Exercise A: Could you reproduce word for word the part of the Praxidice text starting at "Alalcomenia, Thelxionoea and" and ending at "sacrificed to them."?

Text block:
In Greek mythology, Praxidice (Ancient Greek: Πραξιδίκη, ) may refer to the following characters:

 Praxidice, goddess of judicial punishment and the exactor of vengeance, which were two closely allied concepts in the classical Greek world-view.
 Praxidice, according to the Orphic hymn to Persephone, an epithet of Persephone: "Praxidike, subterranean queen. The Eumenides' source [mother], fair-haired, whose frame proceeds from Zeus' ineffable and secret seeds." As praxis "practice, application" of dike "justice", she is sometimes identified with Dike, goddess of justice.
 Praxidice, according to Stephanus of Byzantium, a daughter of Ogygus named Praxidike was married to Tremiles (after whom Lycia had been previously named Tremile) and had by him four sons: Tlos, Xanthus, Pinarus and Cragus. Of them Tlos had a Lycian city named Tlos after himself. Cragus may be identical with the figure of the same name mentioned as the husband of Milye, sister of Solymus.

The plural Praxidicae (Praxidikai) refers to the following groups of mythological figures who presided over exacting of justice:

 Arete and Homonoia, daughters of Praxidice and Soter, sisters to Ktesios.
 Alalcomenia, Thelxionoea and Aulis, daughters of the early Boeotian king Ogyges. At Haliartos in Boeotia, Pausanias saw the open-air "sanctuary of the goddesses whom they call Praxidikae. Here the Haliartians swear, but the oath is not one they take lightly". Their images only portrayed their heads, and only heads of animals were sacrificed to them.

Listing:
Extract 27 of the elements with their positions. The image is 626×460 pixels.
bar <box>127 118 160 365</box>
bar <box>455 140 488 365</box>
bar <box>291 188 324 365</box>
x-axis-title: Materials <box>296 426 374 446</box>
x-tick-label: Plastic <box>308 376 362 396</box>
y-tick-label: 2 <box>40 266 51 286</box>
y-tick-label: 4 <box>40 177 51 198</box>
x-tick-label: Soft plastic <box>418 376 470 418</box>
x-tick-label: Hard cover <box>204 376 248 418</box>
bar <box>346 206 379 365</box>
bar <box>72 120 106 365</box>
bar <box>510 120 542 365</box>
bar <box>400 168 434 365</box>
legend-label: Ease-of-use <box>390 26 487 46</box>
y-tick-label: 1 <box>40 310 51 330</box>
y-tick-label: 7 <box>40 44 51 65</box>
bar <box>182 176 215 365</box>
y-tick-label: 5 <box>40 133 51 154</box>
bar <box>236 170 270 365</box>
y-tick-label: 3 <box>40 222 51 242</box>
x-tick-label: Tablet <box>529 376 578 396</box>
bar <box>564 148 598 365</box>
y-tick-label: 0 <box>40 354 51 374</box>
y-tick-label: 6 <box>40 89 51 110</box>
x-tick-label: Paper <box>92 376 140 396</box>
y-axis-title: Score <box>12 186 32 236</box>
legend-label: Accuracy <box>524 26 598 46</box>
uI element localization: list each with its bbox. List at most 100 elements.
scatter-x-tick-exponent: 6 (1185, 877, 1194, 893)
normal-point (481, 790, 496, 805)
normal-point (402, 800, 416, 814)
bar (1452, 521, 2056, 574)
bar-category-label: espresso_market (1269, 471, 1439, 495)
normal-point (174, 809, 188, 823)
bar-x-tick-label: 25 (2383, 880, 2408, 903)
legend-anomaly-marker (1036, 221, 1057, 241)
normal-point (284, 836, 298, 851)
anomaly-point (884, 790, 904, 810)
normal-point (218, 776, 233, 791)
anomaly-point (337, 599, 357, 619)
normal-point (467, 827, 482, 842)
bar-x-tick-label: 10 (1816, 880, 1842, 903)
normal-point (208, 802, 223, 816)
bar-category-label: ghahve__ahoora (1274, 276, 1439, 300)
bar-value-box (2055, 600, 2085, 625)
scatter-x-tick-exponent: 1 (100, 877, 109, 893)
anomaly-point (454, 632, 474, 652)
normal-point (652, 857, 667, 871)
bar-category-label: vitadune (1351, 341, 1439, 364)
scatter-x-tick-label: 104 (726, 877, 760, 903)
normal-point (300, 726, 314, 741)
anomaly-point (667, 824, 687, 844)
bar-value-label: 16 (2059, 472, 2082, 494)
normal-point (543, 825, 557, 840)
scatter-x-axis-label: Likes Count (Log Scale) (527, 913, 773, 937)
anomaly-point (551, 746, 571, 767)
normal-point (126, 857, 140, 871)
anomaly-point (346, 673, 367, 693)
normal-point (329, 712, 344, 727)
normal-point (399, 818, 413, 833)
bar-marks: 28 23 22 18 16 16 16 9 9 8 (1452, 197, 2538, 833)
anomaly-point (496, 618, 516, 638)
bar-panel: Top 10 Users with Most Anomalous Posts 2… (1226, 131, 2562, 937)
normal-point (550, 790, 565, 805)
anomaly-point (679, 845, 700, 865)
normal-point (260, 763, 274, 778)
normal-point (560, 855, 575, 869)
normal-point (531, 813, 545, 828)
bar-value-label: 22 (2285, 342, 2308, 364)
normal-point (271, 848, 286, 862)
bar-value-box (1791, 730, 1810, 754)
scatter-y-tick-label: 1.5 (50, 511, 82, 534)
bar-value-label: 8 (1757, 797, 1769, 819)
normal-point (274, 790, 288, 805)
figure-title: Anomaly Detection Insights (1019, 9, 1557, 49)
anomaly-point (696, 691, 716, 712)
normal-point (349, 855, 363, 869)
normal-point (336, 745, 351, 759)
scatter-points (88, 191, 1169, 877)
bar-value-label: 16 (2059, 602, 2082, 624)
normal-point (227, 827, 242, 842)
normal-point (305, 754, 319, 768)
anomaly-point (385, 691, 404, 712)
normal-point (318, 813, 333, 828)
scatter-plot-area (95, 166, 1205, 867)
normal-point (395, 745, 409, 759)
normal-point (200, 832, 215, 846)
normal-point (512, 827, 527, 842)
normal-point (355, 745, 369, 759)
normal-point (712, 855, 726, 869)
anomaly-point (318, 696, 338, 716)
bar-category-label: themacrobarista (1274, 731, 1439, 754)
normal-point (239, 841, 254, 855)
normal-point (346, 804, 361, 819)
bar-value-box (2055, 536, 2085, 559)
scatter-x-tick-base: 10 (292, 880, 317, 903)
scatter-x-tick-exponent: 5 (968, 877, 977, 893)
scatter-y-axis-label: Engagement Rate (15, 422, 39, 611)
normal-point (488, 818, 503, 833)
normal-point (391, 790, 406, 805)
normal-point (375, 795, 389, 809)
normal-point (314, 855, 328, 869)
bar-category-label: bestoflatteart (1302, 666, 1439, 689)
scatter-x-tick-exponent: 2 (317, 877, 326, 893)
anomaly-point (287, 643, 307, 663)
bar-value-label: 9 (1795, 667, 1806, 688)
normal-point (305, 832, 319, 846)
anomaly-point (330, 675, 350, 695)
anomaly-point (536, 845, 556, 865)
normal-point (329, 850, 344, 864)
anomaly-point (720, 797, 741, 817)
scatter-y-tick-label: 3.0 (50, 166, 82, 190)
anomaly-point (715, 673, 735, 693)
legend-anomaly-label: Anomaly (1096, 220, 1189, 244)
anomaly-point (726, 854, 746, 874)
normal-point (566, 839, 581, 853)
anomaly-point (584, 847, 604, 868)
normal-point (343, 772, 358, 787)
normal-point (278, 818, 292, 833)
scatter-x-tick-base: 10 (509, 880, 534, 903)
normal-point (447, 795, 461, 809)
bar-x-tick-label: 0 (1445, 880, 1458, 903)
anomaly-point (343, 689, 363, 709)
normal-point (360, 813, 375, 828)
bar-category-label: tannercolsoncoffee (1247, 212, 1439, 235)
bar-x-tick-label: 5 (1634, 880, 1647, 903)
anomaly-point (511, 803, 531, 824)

Exercise B: Can you give the records again starting at their beginning and ending at the line containing "bar <box>236 170 270 365</box>", replacing "bar" with "column" and leaving everything else in those lines unchanged? Return only those lines.

Written answer A:
Alalcomenia, Thelxionoea and Aulis, daughters of the early Boeotian king Ogyges. At Haliartos in Boeotia, Pausanias saw the open-air "sanctuary of the goddesses whom they call Praxidikae. Here the Haliartians swear, but the oath is not one they take lightly". Their images only portrayed their heads, and only heads of animals were sacrificed to them.

Written answer B:
Extract 27 of the elements with their positions. The image is 626×460 pixels.
column <box>127 118 160 365</box>
column <box>455 140 488 365</box>
column <box>291 188 324 365</box>
x-axis-title: Materials <box>296 426 374 446</box>
x-tick-label: Plastic <box>308 376 362 396</box>
y-tick-label: 2 <box>40 266 51 286</box>
y-tick-label: 4 <box>40 177 51 198</box>
x-tick-label: Soft plastic <box>418 376 470 418</box>
x-tick-label: Hard cover <box>204 376 248 418</box>
column <box>346 206 379 365</box>
column <box>72 120 106 365</box>
column <box>510 120 542 365</box>
column <box>400 168 434 365</box>
legend-label: Ease-of-use <box>390 26 487 46</box>
y-tick-label: 1 <box>40 310 51 330</box>
y-tick-label: 7 <box>40 44 51 65</box>
column <box>182 176 215 365</box>
y-tick-label: 5 <box>40 133 51 154</box>
column <box>236 170 270 365</box>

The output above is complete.